Send back the records in full, character for character.

** Start of DATA SHOWN **

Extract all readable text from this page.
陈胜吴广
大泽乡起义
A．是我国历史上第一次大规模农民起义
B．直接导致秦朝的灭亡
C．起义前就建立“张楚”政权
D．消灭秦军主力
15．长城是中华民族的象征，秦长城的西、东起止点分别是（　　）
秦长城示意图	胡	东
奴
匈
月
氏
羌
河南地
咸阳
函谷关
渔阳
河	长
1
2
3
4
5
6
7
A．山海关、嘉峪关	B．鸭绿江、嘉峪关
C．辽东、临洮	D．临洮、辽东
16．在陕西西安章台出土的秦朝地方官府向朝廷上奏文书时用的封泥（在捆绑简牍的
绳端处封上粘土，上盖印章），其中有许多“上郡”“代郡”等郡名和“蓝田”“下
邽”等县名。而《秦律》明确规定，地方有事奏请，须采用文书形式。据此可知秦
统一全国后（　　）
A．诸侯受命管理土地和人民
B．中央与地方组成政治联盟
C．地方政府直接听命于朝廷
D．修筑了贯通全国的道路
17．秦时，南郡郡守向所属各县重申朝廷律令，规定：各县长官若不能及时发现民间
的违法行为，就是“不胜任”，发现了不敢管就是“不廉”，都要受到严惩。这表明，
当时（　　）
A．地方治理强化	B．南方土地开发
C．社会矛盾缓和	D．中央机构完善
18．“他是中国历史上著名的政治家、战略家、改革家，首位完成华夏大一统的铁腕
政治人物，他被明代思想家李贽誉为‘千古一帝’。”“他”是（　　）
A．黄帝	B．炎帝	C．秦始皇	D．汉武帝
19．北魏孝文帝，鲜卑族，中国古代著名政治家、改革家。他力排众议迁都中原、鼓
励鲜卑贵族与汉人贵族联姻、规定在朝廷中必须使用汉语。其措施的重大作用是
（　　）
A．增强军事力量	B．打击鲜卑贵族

** End of DATA SHOWN **

WORKED ANSWER »
Extract all readable text from this page.
陈胜吴广
大泽乡起义
A．是我国历史上第一次大规模农民起义
B．直接导致秦朝的灭亡
C．起义前就建立“张楚”政权
D．消灭秦军主力
15．长城是中华民族的象征，秦长城的西、东起止点分别是（　　）
秦长城示意图	胡	东
奴
匈
月
氏
羌
河南地
咸阳
函谷关
渔阳
河	长
1
2
3
4
5
6
7
A．山海关、嘉峪关	B．鸭绿江、嘉峪关
C．辽东、临洮	D．临洮、辽东
16．在陕西西安章台出土的秦朝地方官府向朝廷上奏文书时用的封泥（在捆绑简牍的
绳端处封上粘土，上盖印章），其中有许多“上郡”“代郡”等郡名和“蓝田”“下
邽”等县名。而《秦律》明确规定，地方有事奏请，须采用文书形式。据此可知秦
统一全国后（　　）
A．诸侯受命管理土地和人民
B．中央与地方组成政治联盟
C．地方政府直接听命于朝廷
D．修筑了贯通全国的道路
17．秦时，南郡郡守向所属各县重申朝廷律令，规定：各县长官若不能及时发现民间
的违法行为，就是“不胜任”，发现了不敢管就是“不廉”，都要受到严惩。这表明，
当时（　　）
A．地方治理强化	B．南方土地开发
C．社会矛盾缓和	D．中央机构完善
18．“他是中国历史上著名的政治家、战略家、改革家，首位完成华夏大一统的铁腕
政治人物，他被明代思想家李贽誉为‘千古一帝’。”“他”是（　　）
A．黄帝	B．炎帝	C．秦始皇	D．汉武帝
19．北魏孝文帝，鲜卑族，中国古代著名政治家、改革家。他力排众议迁都中原、鼓
励鲜卑贵族与汉人贵族联姻、规定在朝廷中必须使用汉语。其措施的重大作用是
（　　）
A．增强军事力量	B．打击鲜卑贵族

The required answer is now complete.